[Source data]
— BEGIN —

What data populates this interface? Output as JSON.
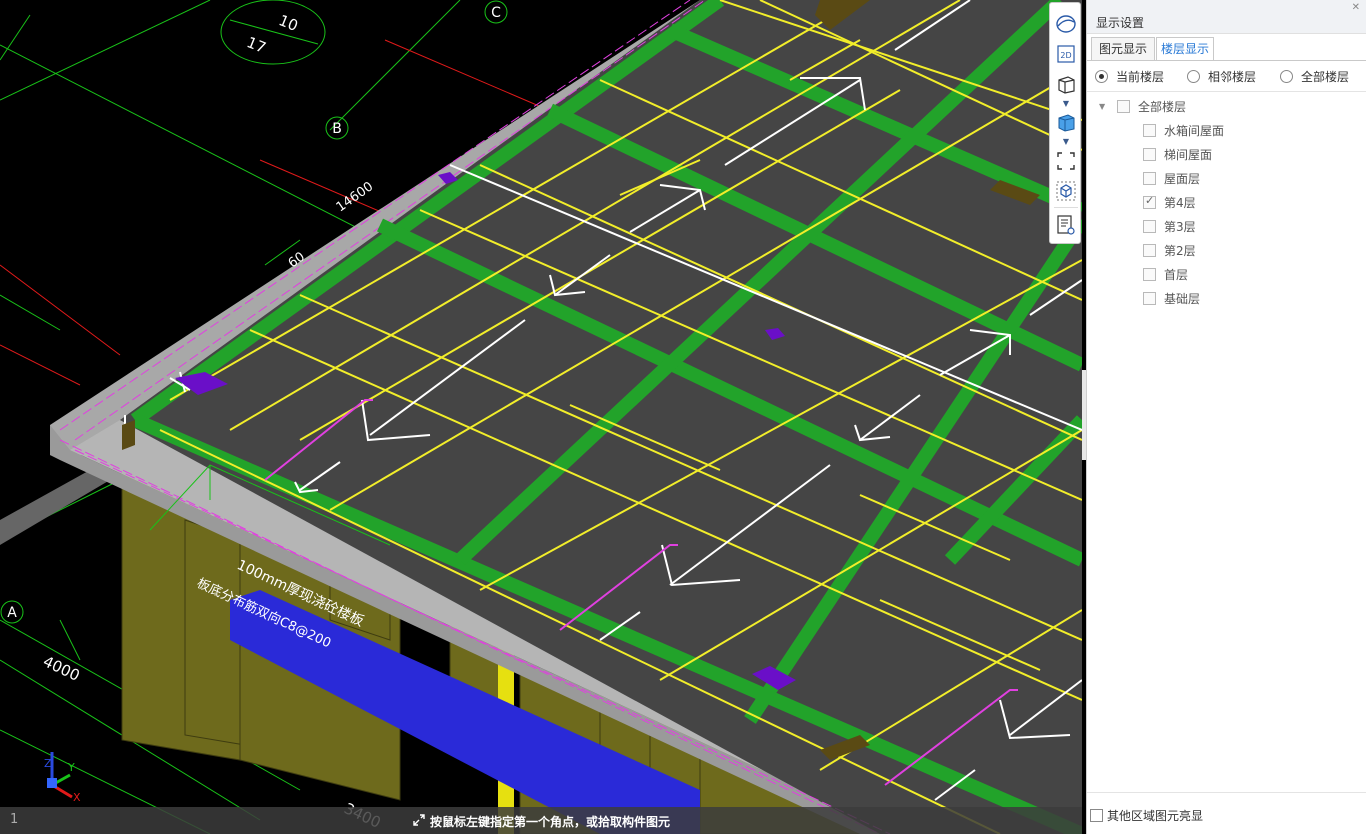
{
  "viewport": {
    "floor_number": "1",
    "labels": {
      "axis_c": "C",
      "axis_b": "B",
      "axis_a": "A",
      "bubble_top": "10",
      "bubble_bottom": "17",
      "dim_14600": "14600",
      "dim_60": "60",
      "dim_4000": "4000",
      "dim_3400": "3400",
      "slab_note_1": "100mm厚现浇砼楼板",
      "slab_note_2": "板底分布筋双向C8@200"
    },
    "axis_gizmo": {
      "x": "X",
      "y": "Y",
      "z": "Z"
    },
    "colors": {
      "background": "#000000",
      "slab": "#454545",
      "beam_green": "#22a32a",
      "rebar_yellow": "#f2ee2a",
      "column_olive": "#6e6a1c",
      "edge_gray": "#a8a8a8",
      "purple": "#6a0fc8",
      "blue_beam": "#2a2ad8",
      "magenta": "#e040e0"
    }
  },
  "toolbar": {
    "icons": [
      "orbit-icon",
      "2d-view-icon",
      "3d-box-icon",
      "solid-box-icon",
      "marquee-select-icon",
      "isometric-view-icon",
      "properties-view-icon"
    ],
    "label_2d": "2D"
  },
  "status": {
    "message": "按鼠标左键指定第一个角点，或拾取构件图元"
  },
  "panel": {
    "title": "显示设置",
    "tabs": [
      {
        "label": "图元显示",
        "active": false
      },
      {
        "label": "楼层显示",
        "active": true
      }
    ],
    "radios": [
      {
        "label": "当前楼层",
        "checked": true
      },
      {
        "label": "相邻楼层",
        "checked": false
      },
      {
        "label": "全部楼层",
        "checked": false
      }
    ],
    "tree_root": {
      "label": "全部楼层",
      "checked": false
    },
    "floors": [
      {
        "label": "水箱间屋面",
        "checked": false
      },
      {
        "label": "梯间屋面",
        "checked": false
      },
      {
        "label": "屋面层",
        "checked": false
      },
      {
        "label": "第4层",
        "checked": true
      },
      {
        "label": "第3层",
        "checked": false
      },
      {
        "label": "第2层",
        "checked": false
      },
      {
        "label": "首层",
        "checked": false
      },
      {
        "label": "基础层",
        "checked": false
      }
    ],
    "bottom_option": {
      "label": "其他区域图元亮显",
      "checked": false
    }
  }
}
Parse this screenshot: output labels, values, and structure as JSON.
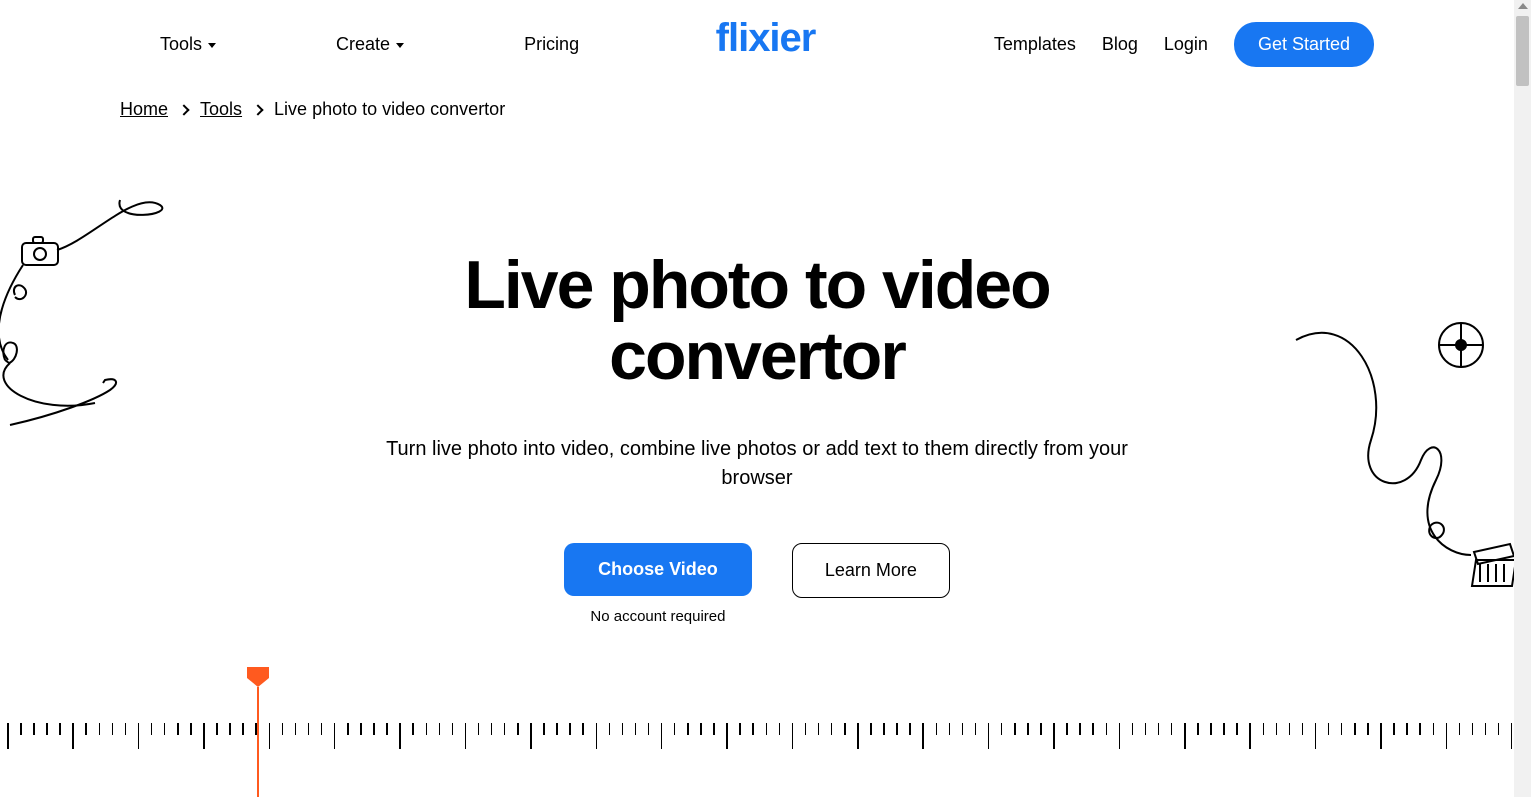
{
  "nav": {
    "left": [
      {
        "label": "Tools",
        "dropdown": true
      },
      {
        "label": "Create",
        "dropdown": true
      },
      {
        "label": "Pricing",
        "dropdown": false
      }
    ],
    "logo": "flixier",
    "right": {
      "templates": "Templates",
      "blog": "Blog",
      "login": "Login",
      "cta": "Get Started"
    }
  },
  "breadcrumb": {
    "items": [
      {
        "label": "Home",
        "link": true
      },
      {
        "label": "Tools",
        "link": true
      },
      {
        "label": "Live photo to video convertor",
        "link": false
      }
    ]
  },
  "hero": {
    "title": "Live photo to video convertor",
    "subtitle": "Turn live photo into video, combine live photos or add text to them directly from your browser",
    "choose_label": "Choose Video",
    "choose_note": "No account required",
    "learn_label": "Learn More"
  }
}
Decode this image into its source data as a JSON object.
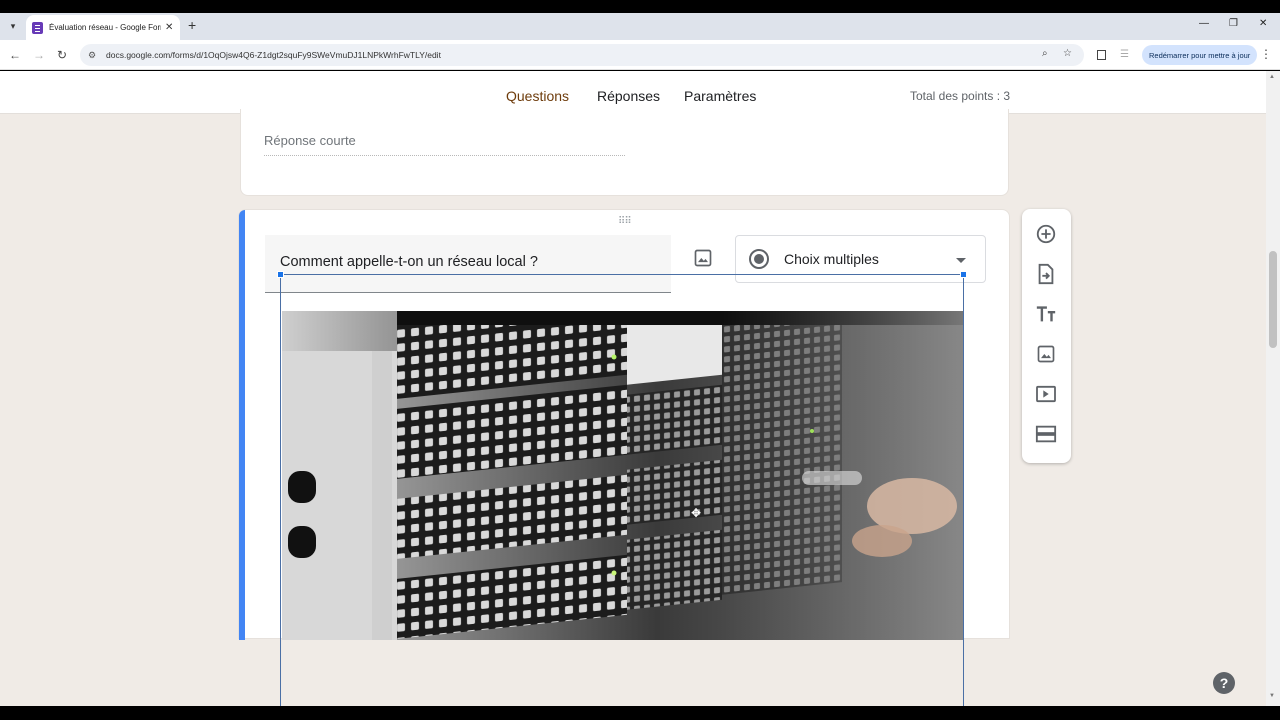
{
  "browser": {
    "tab_title": "Évaluation réseau - Google Forms",
    "new_tab": "+",
    "url": "docs.google.com/forms/d/1OqOjsw4Q6-Z1dgt2squFy9SWeVmuDJ1LNPkWrhFwTLY/edit",
    "update_button": "Redémarrer pour mettre à jour"
  },
  "form_header": {
    "tabs": [
      "Questions",
      "Réponses",
      "Paramètres"
    ],
    "active_tab": "Questions",
    "total_points": "Total des points : 3"
  },
  "previous_question": {
    "answer_placeholder": "Réponse courte"
  },
  "active_question": {
    "title": "Comment appelle-t-on un réseau local ?",
    "type": "Choix multiples"
  },
  "floating_toolbar": {
    "icons": [
      "add-question-icon",
      "import-questions-icon",
      "add-title-icon",
      "add-image-icon",
      "add-video-icon",
      "add-section-icon"
    ]
  },
  "colors": {
    "accent": "#4285f4",
    "tab_active": "#8b4a12",
    "page_bg": "#f0ebe6"
  }
}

— END —

Exercise details:
Restate each entry word for word, please, but drop any images it holds.

Problem solution:
What data populates this interface? Output as JSON.
{
  "viewport": {
    "floor_number": "1",
    "labels": {
      "axis_c": "C",
      "axis_b": "B",
      "axis_a": "A",
      "bubble_top": "10",
      "bubble_bottom": "17",
      "dim_14600": "14600",
      "dim_60": "60",
      "dim_4000": "4000",
      "dim_3400": "3400",
      "slab_note_1": "100mm厚现浇砼楼板",
      "slab_note_2": "板底分布筋双向C8@200"
    },
    "axis_gizmo": {
      "x": "X",
      "y": "Y",
      "z": "Z"
    },
    "colors": {
      "background": "#000000",
      "slab": "#454545",
      "beam_green": "#22a32a",
      "rebar_yellow": "#f2ee2a",
      "column_olive": "#6e6a1c",
      "edge_gray": "#a8a8a8",
      "purple": "#6a0fc8",
      "blue_beam": "#2a2ad8",
      "magenta": "#e040e0"
    }
  },
  "toolbar": {
    "icons": [
      "orbit-icon",
      "2d-view-icon",
      "3d-box-icon",
      "solid-box-icon",
      "marquee-select-icon",
      "isometric-view-icon",
      "properties-view-icon"
    ],
    "label_2d": "2D"
  },
  "status": {
    "message": "按鼠标左键指定第一个角点，或拾取构件图元"
  },
  "panel": {
    "title": "显示设置",
    "tabs": [
      {
        "label": "图元显示",
        "active": false
      },
      {
        "label": "楼层显示",
        "active": true
      }
    ],
    "radios": [
      {
        "label": "当前楼层",
        "checked": true
      },
      {
        "label": "相邻楼层",
        "checked": false
      },
      {
        "label": "全部楼层",
        "checked": false
      }
    ],
    "tree_root": {
      "label": "全部楼层",
      "checked": false
    },
    "floors": [
      {
        "label": "水箱间屋面",
        "checked": false
      },
      {
        "label": "梯间屋面",
        "checked": false
      },
      {
        "label": "屋面层",
        "checked": false
      },
      {
        "label": "第4层",
        "checked": true
      },
      {
        "label": "第3层",
        "checked": false
      },
      {
        "label": "第2层",
        "checked": false
      },
      {
        "label": "首层",
        "checked": false
      },
      {
        "label": "基础层",
        "checked": false
      }
    ],
    "bottom_option": {
      "label": "其他区域图元亮显",
      "checked": false
    }
  }
}
Parse this screenshot: output labels, values, and structure as JSON.
{
  "nav": {
    "left": [
      {
        "label": "Tools",
        "dropdown": true
      },
      {
        "label": "Create",
        "dropdown": true
      },
      {
        "label": "Pricing",
        "dropdown": false
      }
    ],
    "logo": "flixier",
    "right": {
      "templates": "Templates",
      "blog": "Blog",
      "login": "Login",
      "cta": "Get Started"
    }
  },
  "breadcrumb": {
    "items": [
      {
        "label": "Home",
        "link": true
      },
      {
        "label": "Tools",
        "link": true
      },
      {
        "label": "Live photo to video convertor",
        "link": false
      }
    ]
  },
  "hero": {
    "title": "Live photo to video convertor",
    "subtitle": "Turn live photo into video, combine live photos or add text to them directly from your browser",
    "choose_label": "Choose Video",
    "choose_note": "No account required",
    "learn_label": "Learn More"
  }
}
Decode this image into its source data as a JSON object.
{
  "browser": {
    "tab_title": "Évaluation réseau - Google Forms",
    "new_tab": "+",
    "url": "docs.google.com/forms/d/1OqOjsw4Q6-Z1dgt2squFy9SWeVmuDJ1LNPkWrhFwTLY/edit",
    "update_button": "Redémarrer pour mettre à jour"
  },
  "form_header": {
    "tabs": [
      "Questions",
      "Réponses",
      "Paramètres"
    ],
    "active_tab": "Questions",
    "total_points": "Total des points : 3"
  },
  "previous_question": {
    "answer_placeholder": "Réponse courte"
  },
  "active_question": {
    "title": "Comment appelle-t-on un réseau local ?",
    "type": "Choix multiples"
  },
  "floating_toolbar": {
    "icons": [
      "add-question-icon",
      "import-questions-icon",
      "add-title-icon",
      "add-image-icon",
      "add-video-icon",
      "add-section-icon"
    ]
  },
  "colors": {
    "accent": "#4285f4",
    "tab_active": "#8b4a12",
    "page_bg": "#f0ebe6"
  }
}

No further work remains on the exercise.